Determine the number of lines that contain the word "when", then state that number and nothing more.

==================================================

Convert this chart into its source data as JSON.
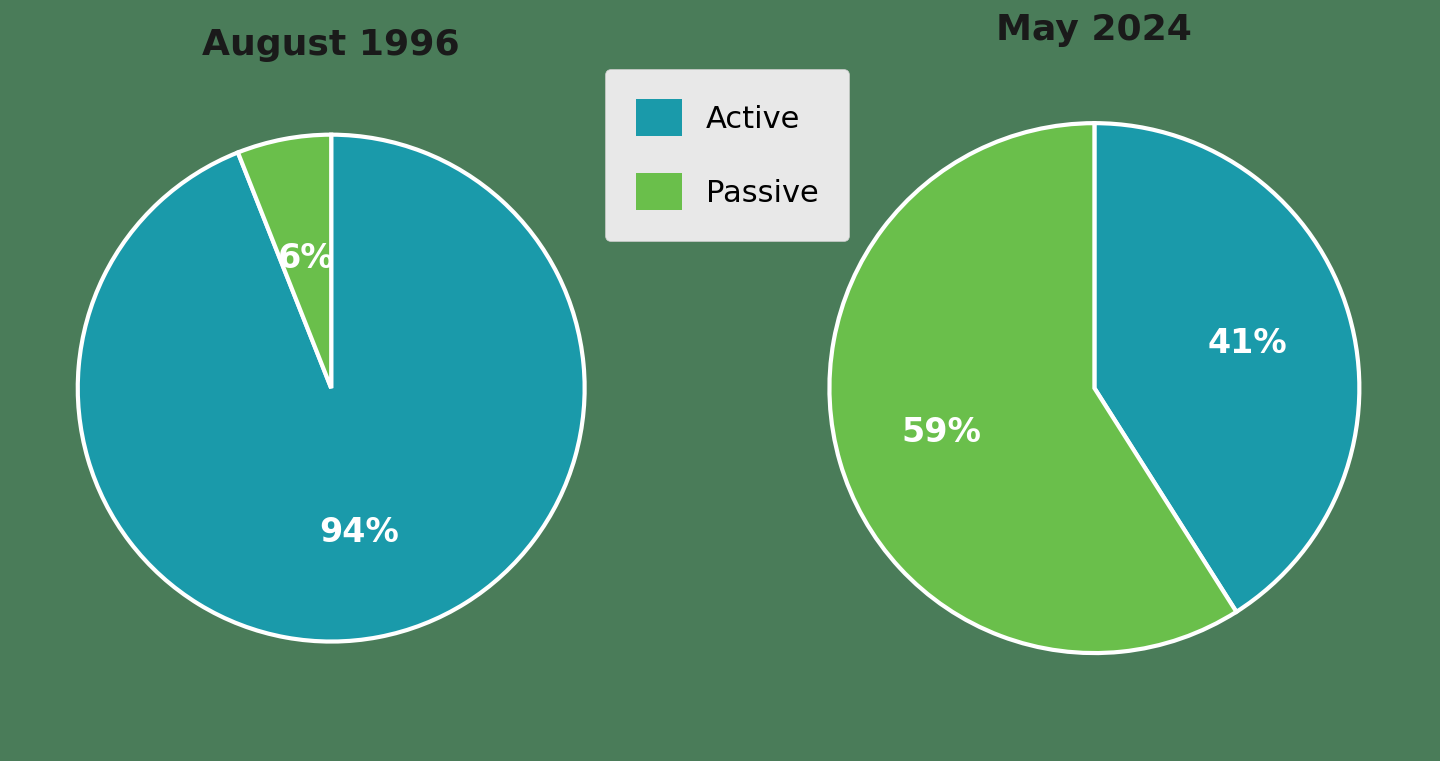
{
  "background_color": "#4a7c59",
  "pie1_title": "August 1996",
  "pie2_title": "May 2024",
  "active_color": "#1a9aaa",
  "passive_color": "#6abf4b",
  "wedge_edge_color": "#ffffff",
  "pie1_values": [
    94,
    6
  ],
  "pie2_values": [
    41,
    59
  ],
  "labels": [
    "Active",
    "Passive"
  ],
  "pie1_pct_labels": [
    "94%",
    "6%"
  ],
  "pie2_pct_labels": [
    "41%",
    "59%"
  ],
  "title_fontsize": 26,
  "pct_fontsize": 24,
  "legend_fontsize": 22,
  "title_fontweight": "bold",
  "legend_bg": "#e8e8e8",
  "legend_edge": "#cccccc",
  "text_color": "#1a1a1a"
}
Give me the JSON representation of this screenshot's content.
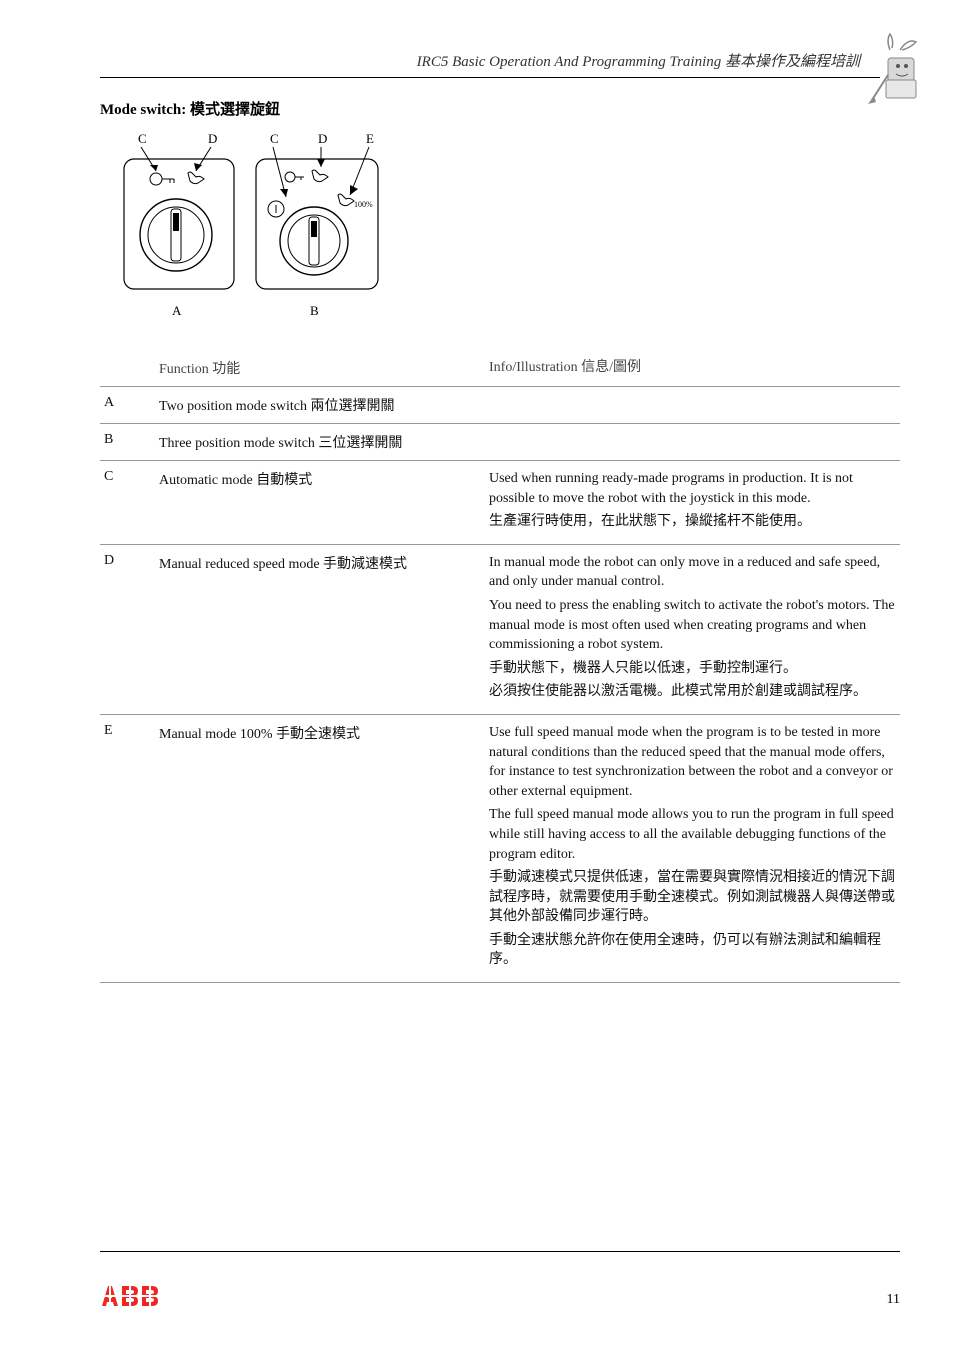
{
  "header": {
    "title": "IRC5 Basic Operation And Programming Training 基本操作及編程培訓"
  },
  "section": {
    "title": "Mode switch: 模式選擇旋鈕"
  },
  "diagram": {
    "labels": {
      "c": "C",
      "d": "D",
      "e": "E",
      "a": "A",
      "b": "B"
    },
    "pct": "100%",
    "colors": {
      "stroke": "#000000",
      "bg": "#ffffff",
      "arrow": "#000000"
    }
  },
  "table": {
    "headers": {
      "id": "",
      "function": "Function 功能",
      "info": "Info/Illustration 信息/圖例"
    },
    "rows": [
      {
        "id": "A",
        "func": "Two position mode switch  兩位選擇開關",
        "info": []
      },
      {
        "id": "B",
        "func": "Three position mode switch  三位選擇開關",
        "info": []
      },
      {
        "id": "C",
        "func": "Automatic mode  自動模式",
        "info": [
          "Used when running ready-made programs in production. It is not possible to move the robot with the joystick in this mode.",
          "生產運行時使用，在此狀態下，操縱搖杆不能使用。"
        ]
      },
      {
        "id": "D",
        "func": "Manual reduced speed mode  手動減速模式",
        "info": [
          "In manual mode the robot can only move in a reduced and safe speed, and only under manual control.",
          "You need to press the enabling switch to activate the robot's motors. The manual mode is most often used when creating programs and when commissioning a robot system.",
          "手動狀態下，機器人只能以低速，手動控制運行。",
          "必須按住使能器以激活電機。此模式常用於創建或調試程序。"
        ]
      },
      {
        "id": "E",
        "func": "Manual mode 100%  手動全速模式",
        "info": [
          "Use full speed manual mode when the program is to be tested in more natural conditions than the reduced speed that the manual mode offers, for instance to test synchronization between the robot and a conveyor or other external equipment.",
          "The full speed manual mode allows you to run the program in full speed while still having access to all the available debugging functions of the program editor.",
          "手動減速模式只提供低速，當在需要與實際情況相接近的情況下調試程序時，就需要使用手動全速模式。例如測試機器人與傳送帶或其他外部設備同步運行時。",
          "手動全速狀態允許你在使用全速時，仍可以有辦法測試和編輯程序。"
        ]
      }
    ]
  },
  "footer": {
    "logo_color": "#ee2722",
    "page": "11"
  }
}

==================================================

• _RESPONSE_
3